> _EXERCISE AIM_
Repeat the material below exactly, with no pictures.

> _TASK INPUTS_
§

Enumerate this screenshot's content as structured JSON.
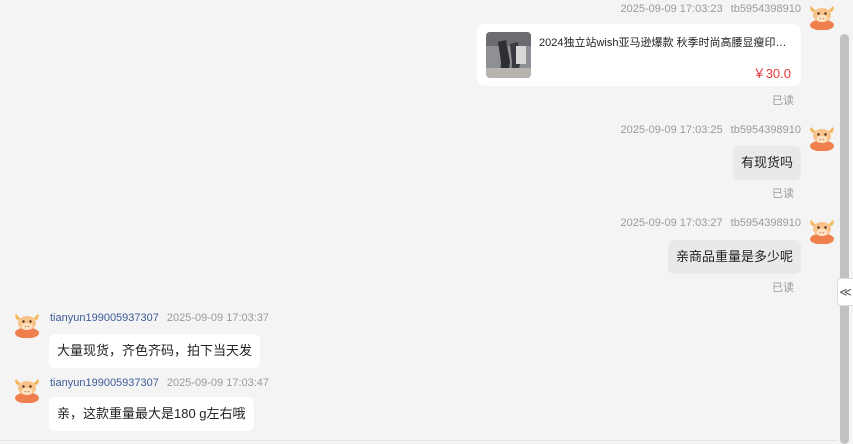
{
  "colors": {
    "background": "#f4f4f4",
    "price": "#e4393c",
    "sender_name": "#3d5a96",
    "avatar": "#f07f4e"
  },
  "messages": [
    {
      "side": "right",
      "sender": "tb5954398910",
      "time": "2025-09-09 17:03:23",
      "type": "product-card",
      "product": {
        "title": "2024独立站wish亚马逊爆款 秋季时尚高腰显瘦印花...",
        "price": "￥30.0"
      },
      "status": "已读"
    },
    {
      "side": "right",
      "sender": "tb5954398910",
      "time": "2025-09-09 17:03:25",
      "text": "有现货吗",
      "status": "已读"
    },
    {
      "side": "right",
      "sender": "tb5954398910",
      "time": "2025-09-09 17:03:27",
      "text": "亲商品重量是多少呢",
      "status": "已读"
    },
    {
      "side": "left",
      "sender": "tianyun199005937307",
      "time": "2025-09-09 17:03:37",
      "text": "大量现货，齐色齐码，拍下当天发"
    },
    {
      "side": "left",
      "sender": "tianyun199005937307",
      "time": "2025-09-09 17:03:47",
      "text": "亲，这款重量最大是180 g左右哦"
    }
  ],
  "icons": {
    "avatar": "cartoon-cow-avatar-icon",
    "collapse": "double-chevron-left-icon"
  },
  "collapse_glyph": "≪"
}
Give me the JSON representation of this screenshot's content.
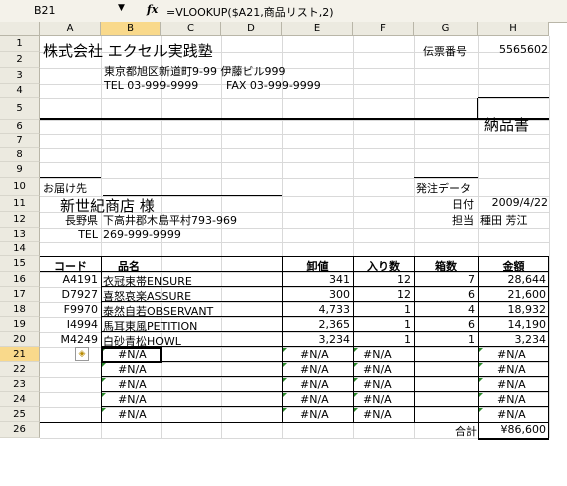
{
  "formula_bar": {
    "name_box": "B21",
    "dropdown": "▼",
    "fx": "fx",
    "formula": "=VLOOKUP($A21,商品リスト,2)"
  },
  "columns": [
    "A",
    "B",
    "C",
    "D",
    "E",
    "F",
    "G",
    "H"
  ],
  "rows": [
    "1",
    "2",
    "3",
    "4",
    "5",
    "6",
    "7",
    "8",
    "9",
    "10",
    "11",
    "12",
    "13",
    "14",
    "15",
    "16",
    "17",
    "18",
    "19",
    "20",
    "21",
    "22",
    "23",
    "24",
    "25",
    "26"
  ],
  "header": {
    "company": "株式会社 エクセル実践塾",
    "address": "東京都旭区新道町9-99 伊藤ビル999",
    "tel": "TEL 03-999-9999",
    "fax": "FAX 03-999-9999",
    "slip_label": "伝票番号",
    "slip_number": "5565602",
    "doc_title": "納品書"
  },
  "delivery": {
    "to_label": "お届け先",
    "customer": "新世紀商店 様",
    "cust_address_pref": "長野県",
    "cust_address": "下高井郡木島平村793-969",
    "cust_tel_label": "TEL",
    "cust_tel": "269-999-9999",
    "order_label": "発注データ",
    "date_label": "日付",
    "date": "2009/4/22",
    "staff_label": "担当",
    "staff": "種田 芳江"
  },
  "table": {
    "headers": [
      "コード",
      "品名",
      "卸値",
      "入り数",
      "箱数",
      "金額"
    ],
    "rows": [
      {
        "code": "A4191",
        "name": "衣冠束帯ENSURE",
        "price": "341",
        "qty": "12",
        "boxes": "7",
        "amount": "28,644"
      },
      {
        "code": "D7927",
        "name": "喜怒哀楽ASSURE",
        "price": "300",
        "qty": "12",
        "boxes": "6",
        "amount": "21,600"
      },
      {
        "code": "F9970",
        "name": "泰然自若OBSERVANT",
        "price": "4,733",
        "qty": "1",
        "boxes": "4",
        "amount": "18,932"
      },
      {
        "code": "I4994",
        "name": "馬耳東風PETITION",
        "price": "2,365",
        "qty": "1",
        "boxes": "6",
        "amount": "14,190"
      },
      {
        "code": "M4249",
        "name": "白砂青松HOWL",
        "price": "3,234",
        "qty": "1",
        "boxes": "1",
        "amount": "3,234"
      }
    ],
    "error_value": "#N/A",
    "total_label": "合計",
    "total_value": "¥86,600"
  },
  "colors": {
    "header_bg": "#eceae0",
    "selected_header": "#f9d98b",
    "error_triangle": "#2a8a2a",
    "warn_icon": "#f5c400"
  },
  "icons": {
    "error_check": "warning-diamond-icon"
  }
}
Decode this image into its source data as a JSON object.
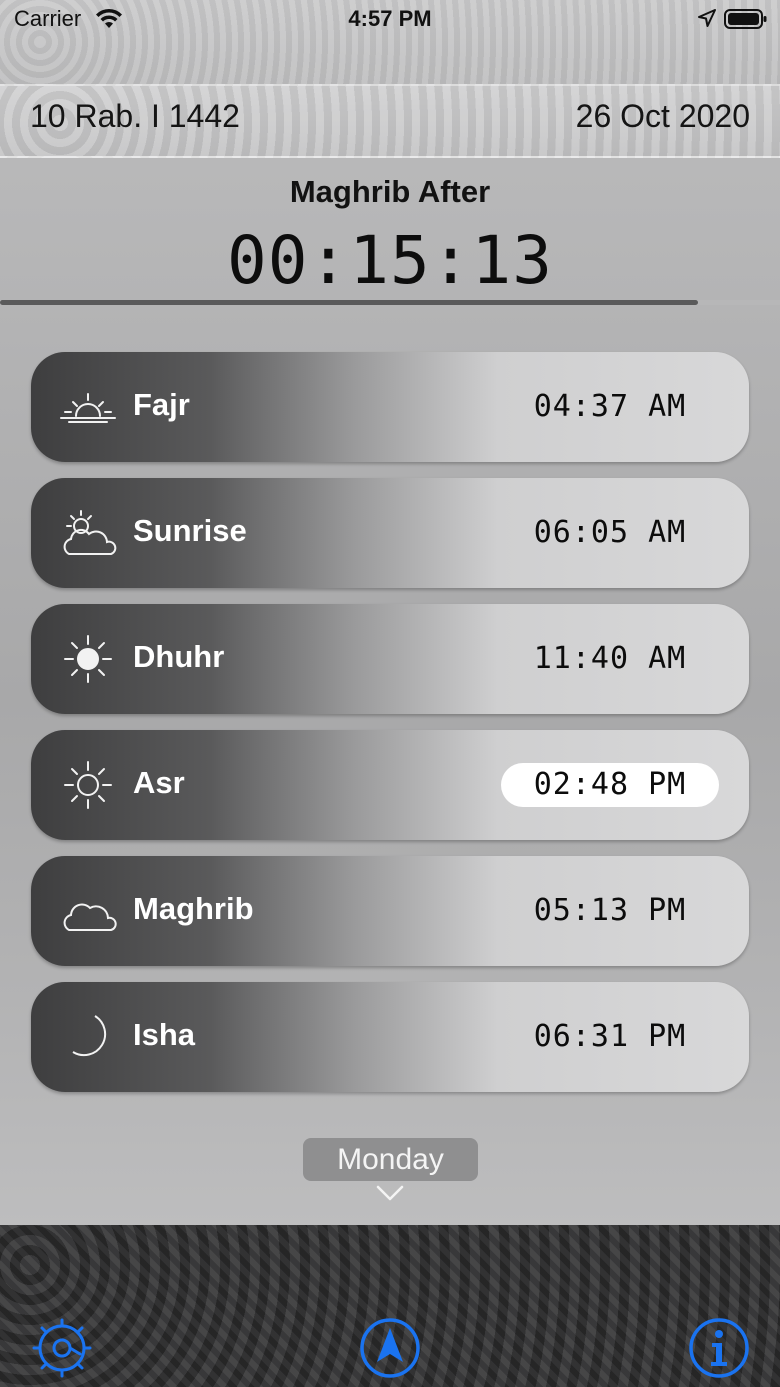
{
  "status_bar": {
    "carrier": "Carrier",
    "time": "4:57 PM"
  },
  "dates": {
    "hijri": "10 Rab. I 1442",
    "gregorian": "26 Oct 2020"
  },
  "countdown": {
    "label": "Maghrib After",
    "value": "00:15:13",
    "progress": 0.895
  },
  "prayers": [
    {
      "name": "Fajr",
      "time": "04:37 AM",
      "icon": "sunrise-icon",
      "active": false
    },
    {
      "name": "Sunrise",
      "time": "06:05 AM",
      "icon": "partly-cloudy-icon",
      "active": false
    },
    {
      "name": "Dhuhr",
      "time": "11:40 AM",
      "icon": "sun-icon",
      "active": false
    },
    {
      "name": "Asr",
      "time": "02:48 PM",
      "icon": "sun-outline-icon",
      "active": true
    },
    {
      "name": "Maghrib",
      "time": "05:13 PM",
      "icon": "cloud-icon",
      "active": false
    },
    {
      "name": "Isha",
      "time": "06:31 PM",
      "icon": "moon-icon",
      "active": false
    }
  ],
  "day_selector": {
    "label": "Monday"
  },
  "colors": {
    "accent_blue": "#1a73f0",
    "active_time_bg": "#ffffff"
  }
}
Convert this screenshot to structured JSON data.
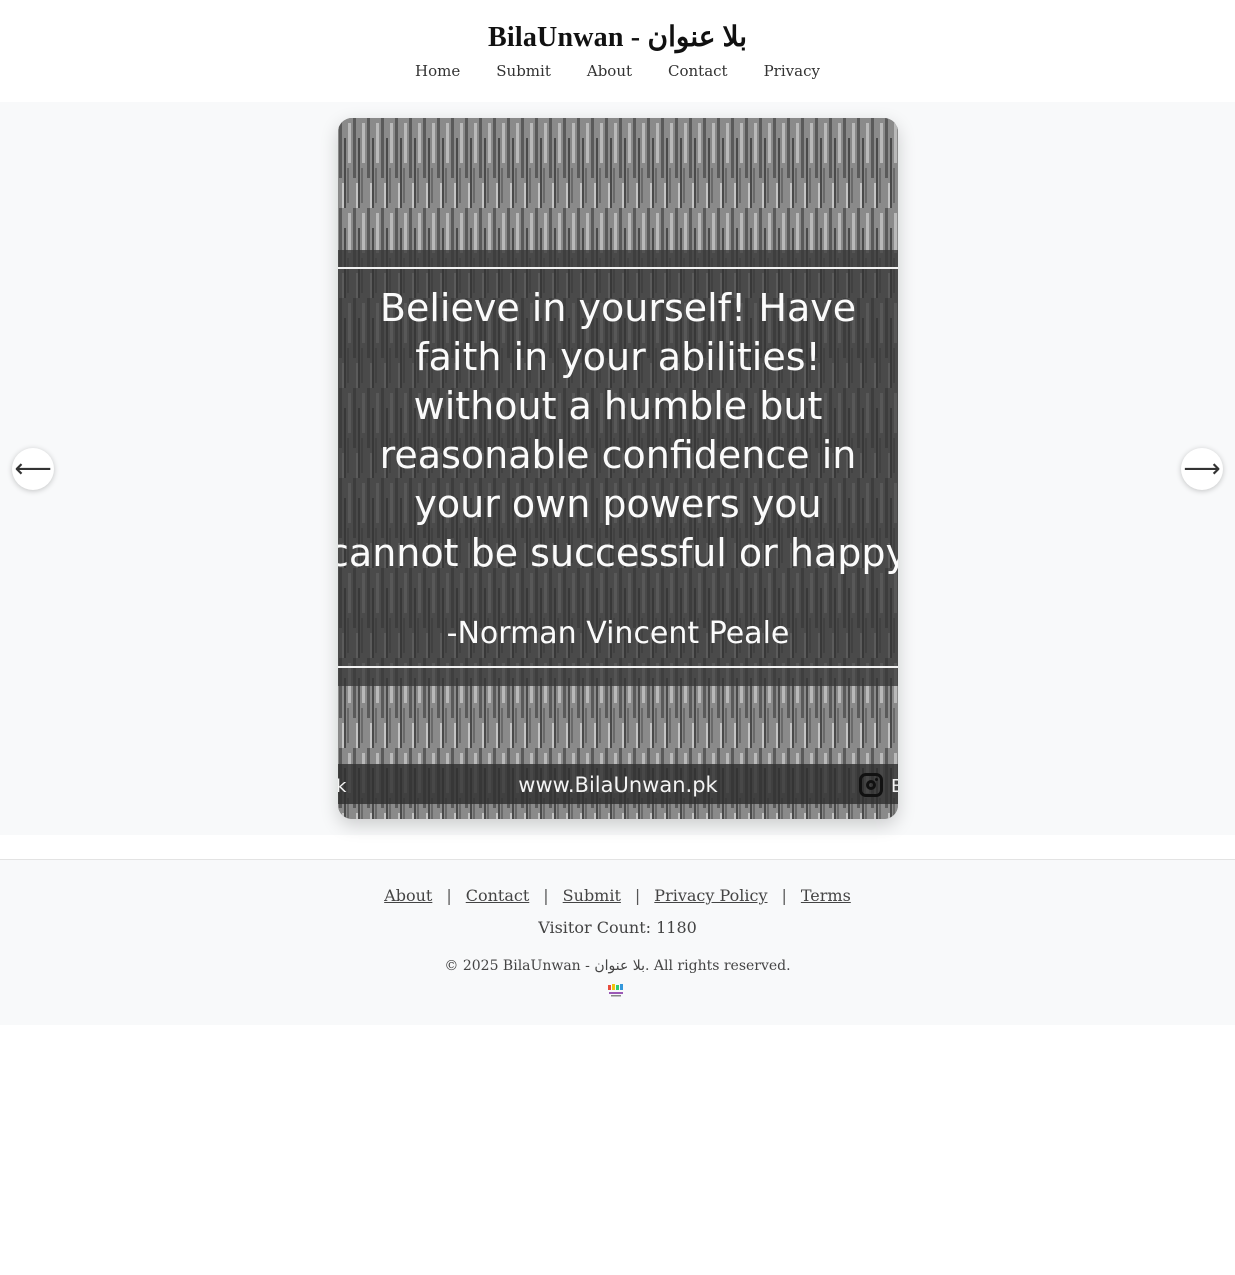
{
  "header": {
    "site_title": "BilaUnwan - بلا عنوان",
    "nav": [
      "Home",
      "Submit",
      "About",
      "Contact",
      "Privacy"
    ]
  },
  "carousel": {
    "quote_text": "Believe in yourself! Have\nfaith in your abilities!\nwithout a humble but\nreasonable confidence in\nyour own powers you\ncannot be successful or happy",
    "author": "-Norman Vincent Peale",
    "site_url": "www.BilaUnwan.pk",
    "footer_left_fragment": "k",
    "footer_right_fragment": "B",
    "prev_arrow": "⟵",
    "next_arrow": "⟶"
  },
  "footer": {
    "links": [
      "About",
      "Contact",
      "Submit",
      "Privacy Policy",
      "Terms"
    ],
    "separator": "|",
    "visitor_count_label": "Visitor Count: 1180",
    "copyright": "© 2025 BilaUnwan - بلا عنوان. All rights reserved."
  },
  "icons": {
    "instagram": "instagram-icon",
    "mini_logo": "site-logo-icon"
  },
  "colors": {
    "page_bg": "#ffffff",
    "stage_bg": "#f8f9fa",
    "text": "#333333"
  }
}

§

> _RESULT OF THE EXERCISE_
Enumerate this screenshot's content as structured JSON.
{
  "colors": {
    "background": "#f4f4f4",
    "price": "#e4393c",
    "sender_name": "#3d5a96",
    "avatar": "#f07f4e"
  },
  "messages": [
    {
      "side": "right",
      "sender": "tb5954398910",
      "time": "2025-09-09 17:03:23",
      "type": "product-card",
      "product": {
        "title": "2024独立站wish亚马逊爆款 秋季时尚高腰显瘦印花...",
        "price": "￥30.0"
      },
      "status": "已读"
    },
    {
      "side": "right",
      "sender": "tb5954398910",
      "time": "2025-09-09 17:03:25",
      "text": "有现货吗",
      "status": "已读"
    },
    {
      "side": "right",
      "sender": "tb5954398910",
      "time": "2025-09-09 17:03:27",
      "text": "亲商品重量是多少呢",
      "status": "已读"
    },
    {
      "side": "left",
      "sender": "tianyun199005937307",
      "time": "2025-09-09 17:03:37",
      "text": "大量现货，齐色齐码，拍下当天发"
    },
    {
      "side": "left",
      "sender": "tianyun199005937307",
      "time": "2025-09-09 17:03:47",
      "text": "亲，这款重量最大是180 g左右哦"
    }
  ],
  "icons": {
    "avatar": "cartoon-cow-avatar-icon",
    "collapse": "double-chevron-left-icon"
  },
  "collapse_glyph": "≪"
}
Give me the JSON representation of this screenshot's content.
{
  "formula_bar": {
    "name_box": "B21",
    "dropdown": "▼",
    "fx": "fx",
    "formula": "=VLOOKUP($A21,商品リスト,2)"
  },
  "columns": [
    "A",
    "B",
    "C",
    "D",
    "E",
    "F",
    "G",
    "H"
  ],
  "rows": [
    "1",
    "2",
    "3",
    "4",
    "5",
    "6",
    "7",
    "8",
    "9",
    "10",
    "11",
    "12",
    "13",
    "14",
    "15",
    "16",
    "17",
    "18",
    "19",
    "20",
    "21",
    "22",
    "23",
    "24",
    "25",
    "26"
  ],
  "header": {
    "company": "株式会社 エクセル実践塾",
    "address": "東京都旭区新道町9-99 伊藤ビル999",
    "tel": "TEL 03-999-9999",
    "fax": "FAX 03-999-9999",
    "slip_label": "伝票番号",
    "slip_number": "5565602",
    "doc_title": "納品書"
  },
  "delivery": {
    "to_label": "お届け先",
    "customer": "新世紀商店 様",
    "cust_address_pref": "長野県",
    "cust_address": "下高井郡木島平村793-969",
    "cust_tel_label": "TEL",
    "cust_tel": "269-999-9999",
    "order_label": "発注データ",
    "date_label": "日付",
    "date": "2009/4/22",
    "staff_label": "担当",
    "staff": "種田 芳江"
  },
  "table": {
    "headers": [
      "コード",
      "品名",
      "卸値",
      "入り数",
      "箱数",
      "金額"
    ],
    "rows": [
      {
        "code": "A4191",
        "name": "衣冠束帯ENSURE",
        "price": "341",
        "qty": "12",
        "boxes": "7",
        "amount": "28,644"
      },
      {
        "code": "D7927",
        "name": "喜怒哀楽ASSURE",
        "price": "300",
        "qty": "12",
        "boxes": "6",
        "amount": "21,600"
      },
      {
        "code": "F9970",
        "name": "泰然自若OBSERVANT",
        "price": "4,733",
        "qty": "1",
        "boxes": "4",
        "amount": "18,932"
      },
      {
        "code": "I4994",
        "name": "馬耳東風PETITION",
        "price": "2,365",
        "qty": "1",
        "boxes": "6",
        "amount": "14,190"
      },
      {
        "code": "M4249",
        "name": "白砂青松HOWL",
        "price": "3,234",
        "qty": "1",
        "boxes": "1",
        "amount": "3,234"
      }
    ],
    "error_value": "#N/A",
    "total_label": "合計",
    "total_value": "¥86,600"
  },
  "colors": {
    "header_bg": "#eceae0",
    "selected_header": "#f9d98b",
    "error_triangle": "#2a8a2a",
    "warn_icon": "#f5c400"
  },
  "icons": {
    "error_check": "warning-diamond-icon"
  }
}
Decode this image into its source data as a JSON object.
{
  "status_bar": {
    "carrier": "Carrier",
    "time": "4:57 PM"
  },
  "dates": {
    "hijri": "10 Rab. I 1442",
    "gregorian": "26 Oct 2020"
  },
  "countdown": {
    "label": "Maghrib After",
    "value": "00:15:13",
    "progress": 0.895
  },
  "prayers": [
    {
      "name": "Fajr",
      "time": "04:37 AM",
      "icon": "sunrise-icon",
      "active": false
    },
    {
      "name": "Sunrise",
      "time": "06:05 AM",
      "icon": "partly-cloudy-icon",
      "active": false
    },
    {
      "name": "Dhuhr",
      "time": "11:40 AM",
      "icon": "sun-icon",
      "active": false
    },
    {
      "name": "Asr",
      "time": "02:48 PM",
      "icon": "sun-outline-icon",
      "active": true
    },
    {
      "name": "Maghrib",
      "time": "05:13 PM",
      "icon": "cloud-icon",
      "active": false
    },
    {
      "name": "Isha",
      "time": "06:31 PM",
      "icon": "moon-icon",
      "active": false
    }
  ],
  "day_selector": {
    "label": "Monday"
  },
  "colors": {
    "accent_blue": "#1a73f0",
    "active_time_bg": "#ffffff"
  }
}
Convert this screenshot to structured JSON data.
{
  "header": {
    "site_title": "BilaUnwan - بلا عنوان",
    "nav": [
      "Home",
      "Submit",
      "About",
      "Contact",
      "Privacy"
    ]
  },
  "carousel": {
    "quote_text": "Believe in yourself! Have\nfaith in your abilities!\nwithout a humble but\nreasonable confidence in\nyour own powers you\ncannot be successful or happy",
    "author": "-Norman Vincent Peale",
    "site_url": "www.BilaUnwan.pk",
    "footer_left_fragment": "k",
    "footer_right_fragment": "B",
    "prev_arrow": "⟵",
    "next_arrow": "⟶"
  },
  "footer": {
    "links": [
      "About",
      "Contact",
      "Submit",
      "Privacy Policy",
      "Terms"
    ],
    "separator": "|",
    "visitor_count_label": "Visitor Count: 1180",
    "copyright": "© 2025 BilaUnwan - بلا عنوان. All rights reserved."
  },
  "icons": {
    "instagram": "instagram-icon",
    "mini_logo": "site-logo-icon"
  },
  "colors": {
    "page_bg": "#ffffff",
    "stage_bg": "#f8f9fa",
    "text": "#333333"
  }
}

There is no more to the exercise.